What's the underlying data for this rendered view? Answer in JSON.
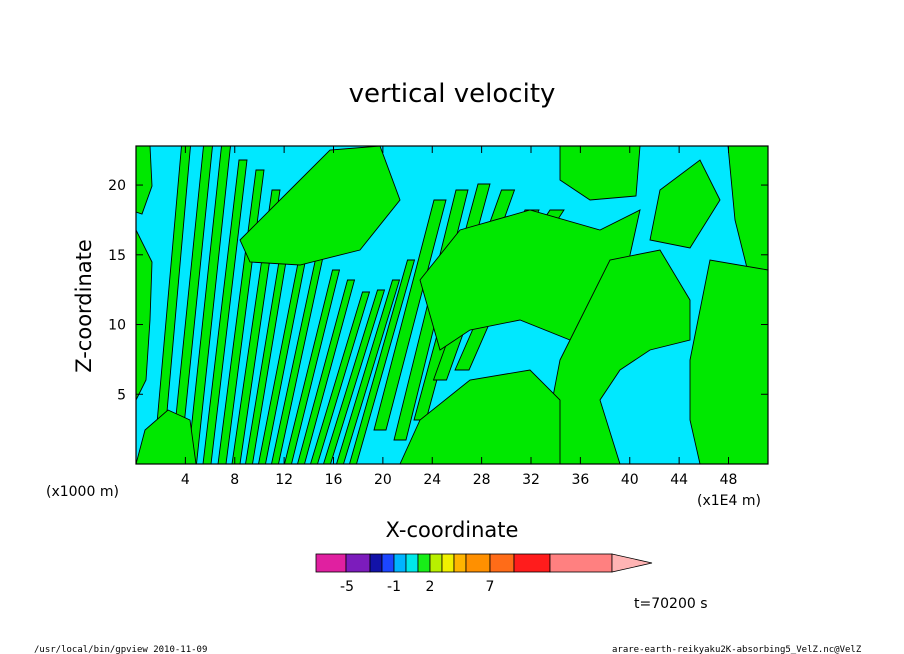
{
  "chart_data": {
    "type": "heatmap",
    "title": "vertical velocity",
    "xlabel": "X-coordinate",
    "ylabel": "Z-coordinate",
    "x_unit_left": "(x1000 m)",
    "x_unit_right": "(x1E4 m)",
    "x_ticks": [
      "4",
      "8",
      "12",
      "16",
      "20",
      "24",
      "28",
      "32",
      "36",
      "40",
      "44",
      "48"
    ],
    "y_ticks": [
      "5",
      "10",
      "15",
      "20"
    ],
    "xlim": [
      0,
      51.2
    ],
    "ylim": [
      0,
      22.8
    ],
    "colorbar": {
      "colors": [
        "#e020a0",
        "#7c1cbc",
        "#1212a8",
        "#1c46ff",
        "#00b4ff",
        "#00e8e8",
        "#18ee18",
        "#b8f000",
        "#f0f000",
        "#ffb400",
        "#ff9000",
        "#ff6c18",
        "#ff1c1c",
        "#ff8080",
        "#ffb4b4"
      ],
      "tick_labels": [
        "-5",
        "-1",
        "2",
        "7"
      ]
    },
    "shown_levels": {
      "negative_color": "#00e8ff",
      "positive_color": "#00e800"
    },
    "time_label": "t=70200 s"
  },
  "footer": {
    "left": "/usr/local/bin/gpview  2010-11-09",
    "right": "arare-earth-reikyaku2K-absorbing5_VelZ.nc@VelZ"
  }
}
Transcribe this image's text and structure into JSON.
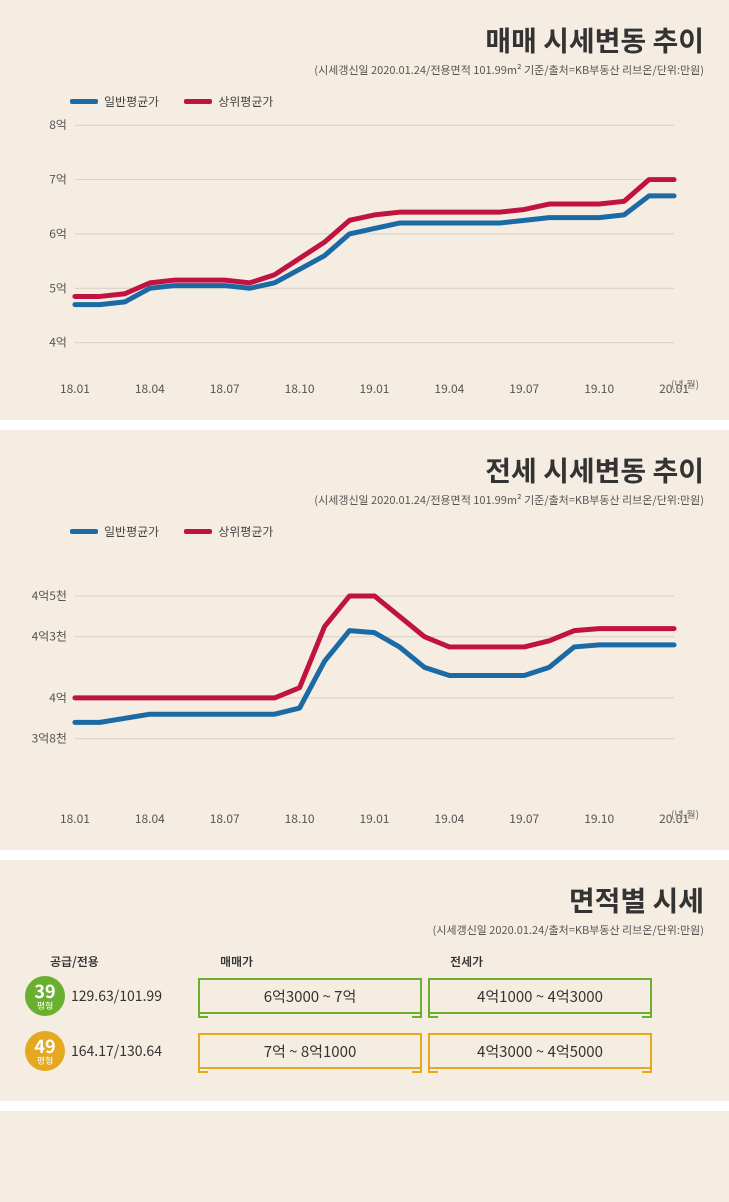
{
  "colors": {
    "background": "#f5ede1",
    "grid": "#d8cfc0",
    "blue": "#1b6aa5",
    "red": "#c01341",
    "green": "#6ab02e",
    "orange": "#e5a91f",
    "text": "#333333"
  },
  "chart1": {
    "title": "매매 시세변동 추이",
    "subtitle": "(시세갱신일 2020.01.24/전용면적 101.99m² 기준/출처=KB부동산 리브온/단위:만원)",
    "type": "line",
    "line_width": 5,
    "legend": [
      {
        "label": "일반평균가",
        "color": "#1b6aa5"
      },
      {
        "label": "상위평균가",
        "color": "#c01341"
      }
    ],
    "x_labels": [
      "18.01",
      "18.04",
      "18.07",
      "18.10",
      "19.01",
      "19.04",
      "19.07",
      "19.10",
      "20.01"
    ],
    "x_unit": "(년.월)",
    "y_labels": [
      "4억",
      "5억",
      "6억",
      "7억",
      "8억"
    ],
    "y_values": [
      4,
      5,
      6,
      7,
      8
    ],
    "ylim": [
      3.5,
      8
    ],
    "series_blue": [
      4.7,
      4.7,
      4.75,
      5.0,
      5.05,
      5.05,
      5.05,
      5.0,
      5.1,
      5.35,
      5.6,
      6.0,
      6.1,
      6.2,
      6.2,
      6.2,
      6.2,
      6.2,
      6.25,
      6.3,
      6.3,
      6.3,
      6.35,
      6.7,
      6.7
    ],
    "series_red": [
      4.85,
      4.85,
      4.9,
      5.1,
      5.15,
      5.15,
      5.15,
      5.1,
      5.25,
      5.55,
      5.85,
      6.25,
      6.35,
      6.4,
      6.4,
      6.4,
      6.4,
      6.4,
      6.45,
      6.55,
      6.55,
      6.55,
      6.6,
      7.0,
      7.0
    ]
  },
  "chart2": {
    "title": "전세 시세변동 추이",
    "subtitle": "(시세갱신일 2020.01.24/전용면적 101.99m² 기준/출처=KB부동산 리브온/단위:만원)",
    "type": "line",
    "line_width": 5,
    "legend": [
      {
        "label": "일반평균가",
        "color": "#1b6aa5"
      },
      {
        "label": "상위평균가",
        "color": "#c01341"
      }
    ],
    "x_labels": [
      "18.01",
      "18.04",
      "18.07",
      "18.10",
      "19.01",
      "19.04",
      "19.07",
      "19.10",
      "20.01"
    ],
    "x_unit": "(년.월)",
    "y_labels": [
      "3억8천",
      "4억",
      "4억3천",
      "4억5천"
    ],
    "y_values": [
      3.8,
      4.0,
      4.3,
      4.5
    ],
    "ylim": [
      3.5,
      4.7
    ],
    "series_blue": [
      3.88,
      3.88,
      3.9,
      3.92,
      3.92,
      3.92,
      3.92,
      3.92,
      3.92,
      3.95,
      4.18,
      4.33,
      4.32,
      4.25,
      4.15,
      4.11,
      4.11,
      4.11,
      4.11,
      4.15,
      4.25,
      4.26,
      4.26,
      4.26,
      4.26
    ],
    "series_red": [
      4.0,
      4.0,
      4.0,
      4.0,
      4.0,
      4.0,
      4.0,
      4.0,
      4.0,
      4.05,
      4.35,
      4.5,
      4.5,
      4.4,
      4.3,
      4.25,
      4.25,
      4.25,
      4.25,
      4.28,
      4.33,
      4.34,
      4.34,
      4.34,
      4.34
    ]
  },
  "footer": {
    "title": "면적별 시세",
    "subtitle": "(시세갱신일 2020.01.24/출처=KB부동산 리브온/단위:만원)",
    "col1_label": "공급/전용",
    "col2_label": "매매가",
    "col3_label": "전세가",
    "rows": [
      {
        "badge_num": "39",
        "badge_unit": "평형",
        "badge_color": "#6ab02e",
        "supply": "129.63/101.99",
        "sale": "6억3000 ~ 7억",
        "rent": "4억1000 ~ 4억3000"
      },
      {
        "badge_num": "49",
        "badge_unit": "평형",
        "badge_color": "#e5a91f",
        "supply": "164.17/130.64",
        "sale": "7억 ~ 8억1000",
        "rent": "4억3000 ~ 4억5000"
      }
    ]
  }
}
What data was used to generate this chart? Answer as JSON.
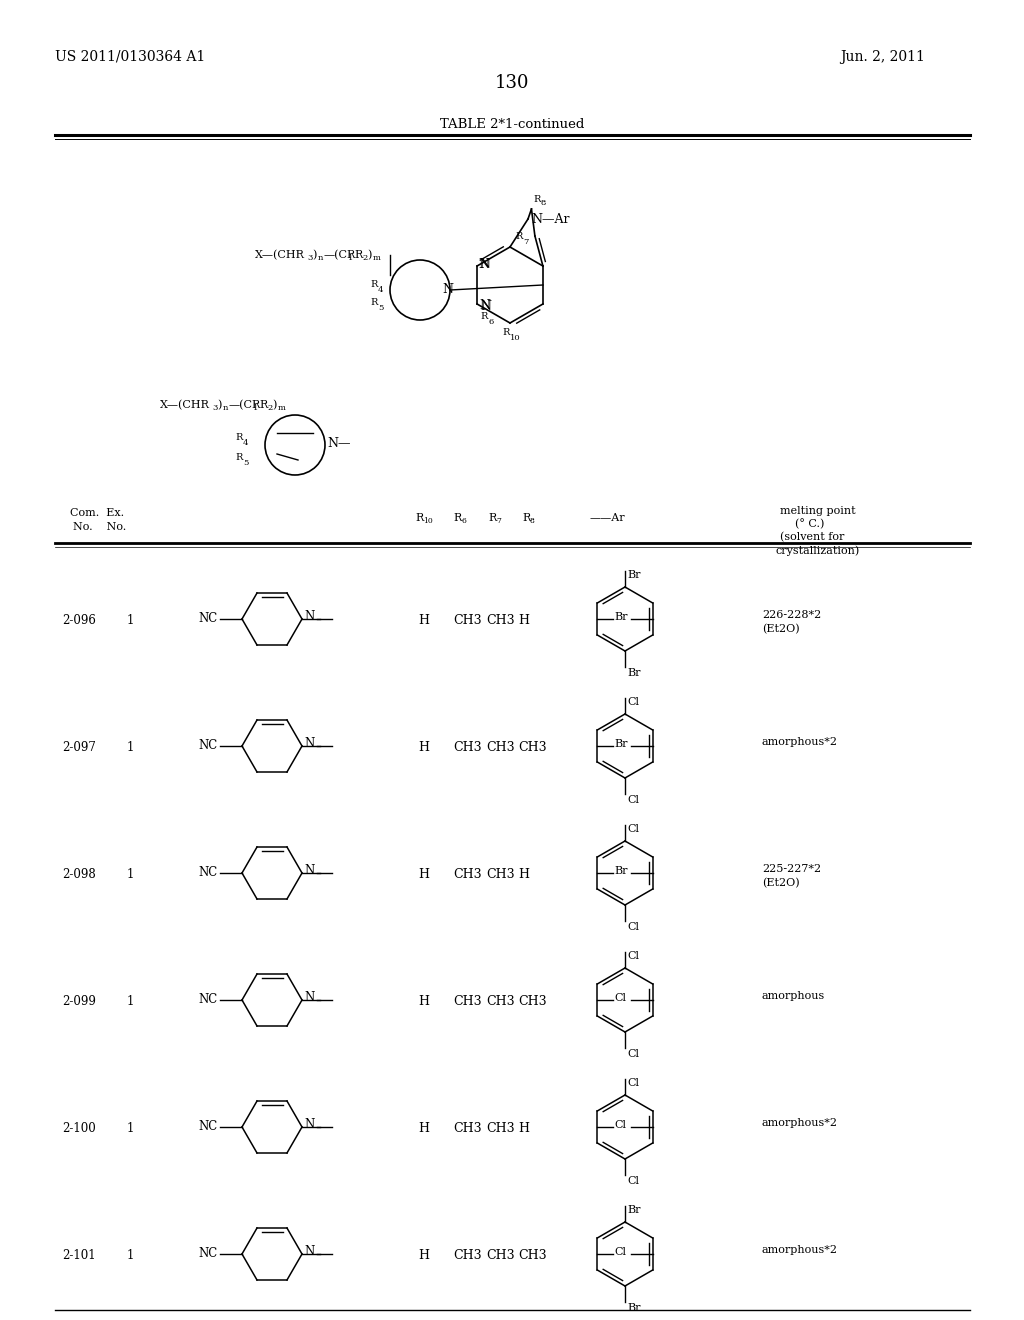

======

- _Task goal_:
Copy every record above exactly as written, but leave out the pictures.

- _Written solution_:
What's the underlying data for this rendered view? Answer in JSON.
{
  "chart_data": {
    "type": "heatmap",
    "title": "vertical velocity",
    "xlabel": "X-coordinate",
    "ylabel": "Z-coordinate",
    "x_unit_left": "(x1000 m)",
    "x_unit_right": "(x1E4 m)",
    "x_ticks": [
      "4",
      "8",
      "12",
      "16",
      "20",
      "24",
      "28",
      "32",
      "36",
      "40",
      "44",
      "48"
    ],
    "y_ticks": [
      "5",
      "10",
      "15",
      "20"
    ],
    "xlim": [
      0,
      51.2
    ],
    "ylim": [
      0,
      22.8
    ],
    "colorbar": {
      "colors": [
        "#e020a0",
        "#7c1cbc",
        "#1212a8",
        "#1c46ff",
        "#00b4ff",
        "#00e8e8",
        "#18ee18",
        "#b8f000",
        "#f0f000",
        "#ffb400",
        "#ff9000",
        "#ff6c18",
        "#ff1c1c",
        "#ff8080",
        "#ffb4b4"
      ],
      "tick_labels": [
        "-5",
        "-1",
        "2",
        "7"
      ]
    },
    "shown_levels": {
      "negative_color": "#00e8ff",
      "positive_color": "#00e800"
    },
    "time_label": "t=70200 s"
  },
  "footer": {
    "left": "/usr/local/bin/gpview  2010-11-09",
    "right": "arare-earth-reikyaku2K-absorbing5_VelZ.nc@VelZ"
  }
}
Transcribe this image's text and structure into JSON.
{
  "colors": {
    "background": "#f5ede1",
    "grid": "#d8cfc0",
    "blue": "#1b6aa5",
    "red": "#c01341",
    "green": "#6ab02e",
    "orange": "#e5a91f",
    "text": "#333333"
  },
  "chart1": {
    "title": "매매 시세변동 추이",
    "subtitle": "(시세갱신일 2020.01.24/전용면적 101.99m² 기준/출처=KB부동산 리브온/단위:만원)",
    "type": "line",
    "line_width": 5,
    "legend": [
      {
        "label": "일반평균가",
        "color": "#1b6aa5"
      },
      {
        "label": "상위평균가",
        "color": "#c01341"
      }
    ],
    "x_labels": [
      "18.01",
      "18.04",
      "18.07",
      "18.10",
      "19.01",
      "19.04",
      "19.07",
      "19.10",
      "20.01"
    ],
    "x_unit": "(년.월)",
    "y_labels": [
      "4억",
      "5억",
      "6억",
      "7억",
      "8억"
    ],
    "y_values": [
      4,
      5,
      6,
      7,
      8
    ],
    "ylim": [
      3.5,
      8
    ],
    "series_blue": [
      4.7,
      4.7,
      4.75,
      5.0,
      5.05,
      5.05,
      5.05,
      5.0,
      5.1,
      5.35,
      5.6,
      6.0,
      6.1,
      6.2,
      6.2,
      6.2,
      6.2,
      6.2,
      6.25,
      6.3,
      6.3,
      6.3,
      6.35,
      6.7,
      6.7
    ],
    "series_red": [
      4.85,
      4.85,
      4.9,
      5.1,
      5.15,
      5.15,
      5.15,
      5.1,
      5.25,
      5.55,
      5.85,
      6.25,
      6.35,
      6.4,
      6.4,
      6.4,
      6.4,
      6.4,
      6.45,
      6.55,
      6.55,
      6.55,
      6.6,
      7.0,
      7.0
    ]
  },
  "chart2": {
    "title": "전세 시세변동 추이",
    "subtitle": "(시세갱신일 2020.01.24/전용면적 101.99m² 기준/출처=KB부동산 리브온/단위:만원)",
    "type": "line",
    "line_width": 5,
    "legend": [
      {
        "label": "일반평균가",
        "color": "#1b6aa5"
      },
      {
        "label": "상위평균가",
        "color": "#c01341"
      }
    ],
    "x_labels": [
      "18.01",
      "18.04",
      "18.07",
      "18.10",
      "19.01",
      "19.04",
      "19.07",
      "19.10",
      "20.01"
    ],
    "x_unit": "(년.월)",
    "y_labels": [
      "3억8천",
      "4억",
      "4억3천",
      "4억5천"
    ],
    "y_values": [
      3.8,
      4.0,
      4.3,
      4.5
    ],
    "ylim": [
      3.5,
      4.7
    ],
    "series_blue": [
      3.88,
      3.88,
      3.9,
      3.92,
      3.92,
      3.92,
      3.92,
      3.92,
      3.92,
      3.95,
      4.18,
      4.33,
      4.32,
      4.25,
      4.15,
      4.11,
      4.11,
      4.11,
      4.11,
      4.15,
      4.25,
      4.26,
      4.26,
      4.26,
      4.26
    ],
    "series_red": [
      4.0,
      4.0,
      4.0,
      4.0,
      4.0,
      4.0,
      4.0,
      4.0,
      4.0,
      4.05,
      4.35,
      4.5,
      4.5,
      4.4,
      4.3,
      4.25,
      4.25,
      4.25,
      4.25,
      4.28,
      4.33,
      4.34,
      4.34,
      4.34,
      4.34
    ]
  },
  "footer": {
    "title": "면적별 시세",
    "subtitle": "(시세갱신일 2020.01.24/출처=KB부동산 리브온/단위:만원)",
    "col1_label": "공급/전용",
    "col2_label": "매매가",
    "col3_label": "전세가",
    "rows": [
      {
        "badge_num": "39",
        "badge_unit": "평형",
        "badge_color": "#6ab02e",
        "supply": "129.63/101.99",
        "sale": "6억3000 ~ 7억",
        "rent": "4억1000 ~ 4억3000"
      },
      {
        "badge_num": "49",
        "badge_unit": "평형",
        "badge_color": "#e5a91f",
        "supply": "164.17/130.64",
        "sale": "7억 ~ 8억1000",
        "rent": "4억3000 ~ 4억5000"
      }
    ]
  }
}
What data was used to generate this chart? Answer as JSON.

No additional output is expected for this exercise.